▶ _What is expected_
Go through the listing beneath this task and return every line that carries the string "structured".
------------------------------
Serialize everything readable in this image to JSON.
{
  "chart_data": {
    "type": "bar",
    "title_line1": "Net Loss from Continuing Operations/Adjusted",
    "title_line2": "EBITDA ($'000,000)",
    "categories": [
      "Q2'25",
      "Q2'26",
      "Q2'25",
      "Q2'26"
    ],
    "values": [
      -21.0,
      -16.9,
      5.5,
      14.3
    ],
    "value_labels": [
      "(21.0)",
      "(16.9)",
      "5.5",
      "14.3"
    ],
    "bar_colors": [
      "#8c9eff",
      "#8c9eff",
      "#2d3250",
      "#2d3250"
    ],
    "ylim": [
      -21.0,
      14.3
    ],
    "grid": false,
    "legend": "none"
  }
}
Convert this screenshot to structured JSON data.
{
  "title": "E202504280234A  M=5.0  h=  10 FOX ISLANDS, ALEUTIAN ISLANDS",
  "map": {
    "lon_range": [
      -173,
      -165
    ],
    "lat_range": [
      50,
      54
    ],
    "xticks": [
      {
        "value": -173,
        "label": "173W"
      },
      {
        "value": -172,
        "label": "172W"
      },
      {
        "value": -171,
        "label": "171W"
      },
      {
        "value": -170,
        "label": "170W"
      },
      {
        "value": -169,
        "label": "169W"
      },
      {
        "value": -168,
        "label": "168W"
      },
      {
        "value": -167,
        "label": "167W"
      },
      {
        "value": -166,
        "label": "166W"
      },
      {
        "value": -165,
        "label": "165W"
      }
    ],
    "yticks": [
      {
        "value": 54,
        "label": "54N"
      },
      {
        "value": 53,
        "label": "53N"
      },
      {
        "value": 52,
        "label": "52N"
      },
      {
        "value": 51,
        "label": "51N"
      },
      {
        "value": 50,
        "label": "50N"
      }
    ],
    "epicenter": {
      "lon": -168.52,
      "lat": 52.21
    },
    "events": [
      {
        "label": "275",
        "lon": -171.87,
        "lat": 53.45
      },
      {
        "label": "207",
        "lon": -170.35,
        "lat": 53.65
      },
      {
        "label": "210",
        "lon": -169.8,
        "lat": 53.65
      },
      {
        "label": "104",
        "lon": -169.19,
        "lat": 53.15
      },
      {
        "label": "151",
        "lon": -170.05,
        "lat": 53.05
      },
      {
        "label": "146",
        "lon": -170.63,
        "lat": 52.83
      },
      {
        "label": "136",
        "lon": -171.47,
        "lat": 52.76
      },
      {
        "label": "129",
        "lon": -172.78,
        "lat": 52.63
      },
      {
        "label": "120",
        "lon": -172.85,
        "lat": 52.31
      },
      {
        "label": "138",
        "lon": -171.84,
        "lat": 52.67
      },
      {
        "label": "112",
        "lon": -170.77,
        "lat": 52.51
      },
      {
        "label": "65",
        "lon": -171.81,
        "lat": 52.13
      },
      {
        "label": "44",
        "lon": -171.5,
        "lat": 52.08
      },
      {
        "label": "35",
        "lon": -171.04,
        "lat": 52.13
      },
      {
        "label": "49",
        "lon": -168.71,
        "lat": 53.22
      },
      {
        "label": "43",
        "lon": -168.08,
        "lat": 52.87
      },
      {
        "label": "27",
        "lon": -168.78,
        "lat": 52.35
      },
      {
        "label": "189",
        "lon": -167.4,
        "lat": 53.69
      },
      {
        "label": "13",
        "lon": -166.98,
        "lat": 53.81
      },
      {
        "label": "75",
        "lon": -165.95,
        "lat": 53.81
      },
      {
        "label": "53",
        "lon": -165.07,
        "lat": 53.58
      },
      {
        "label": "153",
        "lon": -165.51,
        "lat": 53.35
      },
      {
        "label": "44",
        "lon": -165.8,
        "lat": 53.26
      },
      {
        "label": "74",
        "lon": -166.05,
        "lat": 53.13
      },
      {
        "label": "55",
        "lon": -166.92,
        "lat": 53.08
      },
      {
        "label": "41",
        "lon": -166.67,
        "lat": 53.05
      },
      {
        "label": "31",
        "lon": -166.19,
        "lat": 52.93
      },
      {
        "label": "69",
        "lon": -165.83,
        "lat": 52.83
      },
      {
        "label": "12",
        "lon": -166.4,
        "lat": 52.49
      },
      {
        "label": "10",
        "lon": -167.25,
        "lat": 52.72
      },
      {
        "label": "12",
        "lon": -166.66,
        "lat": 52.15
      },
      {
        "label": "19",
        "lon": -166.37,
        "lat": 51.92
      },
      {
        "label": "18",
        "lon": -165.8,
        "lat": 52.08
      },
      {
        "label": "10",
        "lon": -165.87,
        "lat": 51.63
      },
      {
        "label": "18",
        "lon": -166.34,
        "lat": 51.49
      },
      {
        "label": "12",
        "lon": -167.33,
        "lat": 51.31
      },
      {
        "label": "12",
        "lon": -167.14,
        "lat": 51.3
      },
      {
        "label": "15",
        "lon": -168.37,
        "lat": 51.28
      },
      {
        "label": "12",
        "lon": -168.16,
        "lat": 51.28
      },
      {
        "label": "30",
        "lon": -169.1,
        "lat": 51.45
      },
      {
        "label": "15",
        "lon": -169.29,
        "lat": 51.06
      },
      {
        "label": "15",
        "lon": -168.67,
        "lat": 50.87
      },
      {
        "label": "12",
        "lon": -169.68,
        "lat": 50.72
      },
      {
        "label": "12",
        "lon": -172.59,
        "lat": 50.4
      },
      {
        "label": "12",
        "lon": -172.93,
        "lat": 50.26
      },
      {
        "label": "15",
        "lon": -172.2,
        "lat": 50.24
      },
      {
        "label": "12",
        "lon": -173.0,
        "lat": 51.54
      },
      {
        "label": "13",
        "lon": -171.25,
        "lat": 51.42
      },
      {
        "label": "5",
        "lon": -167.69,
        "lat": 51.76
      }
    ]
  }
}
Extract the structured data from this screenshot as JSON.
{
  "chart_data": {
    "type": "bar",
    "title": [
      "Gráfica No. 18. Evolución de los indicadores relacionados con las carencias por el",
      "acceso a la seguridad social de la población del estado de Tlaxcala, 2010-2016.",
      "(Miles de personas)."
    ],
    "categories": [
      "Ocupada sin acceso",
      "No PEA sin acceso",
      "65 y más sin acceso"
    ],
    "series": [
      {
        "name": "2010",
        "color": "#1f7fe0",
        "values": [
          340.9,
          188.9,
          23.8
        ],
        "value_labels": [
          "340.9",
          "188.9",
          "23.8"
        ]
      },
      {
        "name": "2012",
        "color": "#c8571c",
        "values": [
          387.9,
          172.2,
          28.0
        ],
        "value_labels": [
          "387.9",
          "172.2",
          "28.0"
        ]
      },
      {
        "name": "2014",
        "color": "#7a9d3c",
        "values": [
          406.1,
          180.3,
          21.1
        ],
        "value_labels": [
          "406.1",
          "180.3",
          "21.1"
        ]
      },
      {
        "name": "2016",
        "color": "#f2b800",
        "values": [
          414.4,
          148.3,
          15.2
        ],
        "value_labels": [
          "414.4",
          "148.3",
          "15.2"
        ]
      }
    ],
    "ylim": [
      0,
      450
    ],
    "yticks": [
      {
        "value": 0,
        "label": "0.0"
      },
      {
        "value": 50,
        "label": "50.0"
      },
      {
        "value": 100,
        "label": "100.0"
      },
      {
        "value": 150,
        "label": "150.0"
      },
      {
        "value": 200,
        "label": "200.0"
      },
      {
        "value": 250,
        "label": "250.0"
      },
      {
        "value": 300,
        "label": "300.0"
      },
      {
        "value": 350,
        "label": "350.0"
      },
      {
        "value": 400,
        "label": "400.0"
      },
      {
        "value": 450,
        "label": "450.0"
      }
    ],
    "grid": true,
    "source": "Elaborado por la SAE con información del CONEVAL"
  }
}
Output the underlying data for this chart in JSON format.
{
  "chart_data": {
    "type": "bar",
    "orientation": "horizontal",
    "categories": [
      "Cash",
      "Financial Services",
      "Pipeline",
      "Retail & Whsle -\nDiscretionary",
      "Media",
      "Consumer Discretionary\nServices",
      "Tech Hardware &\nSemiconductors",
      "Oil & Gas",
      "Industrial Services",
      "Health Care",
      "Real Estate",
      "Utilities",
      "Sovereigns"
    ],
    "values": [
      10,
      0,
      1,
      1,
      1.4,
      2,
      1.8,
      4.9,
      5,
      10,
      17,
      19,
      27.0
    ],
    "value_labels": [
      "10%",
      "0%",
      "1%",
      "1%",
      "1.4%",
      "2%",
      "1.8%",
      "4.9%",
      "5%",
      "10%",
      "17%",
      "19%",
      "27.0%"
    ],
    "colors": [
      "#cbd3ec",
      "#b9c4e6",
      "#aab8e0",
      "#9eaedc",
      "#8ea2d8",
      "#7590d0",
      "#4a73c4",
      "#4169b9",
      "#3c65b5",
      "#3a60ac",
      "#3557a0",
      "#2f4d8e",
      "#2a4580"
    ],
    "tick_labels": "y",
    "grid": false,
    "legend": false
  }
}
------------------------------
▶ _Finished exercise_
Convert this screenshot to structured JSON data.
Extract the structured data from this screenshot as JSON.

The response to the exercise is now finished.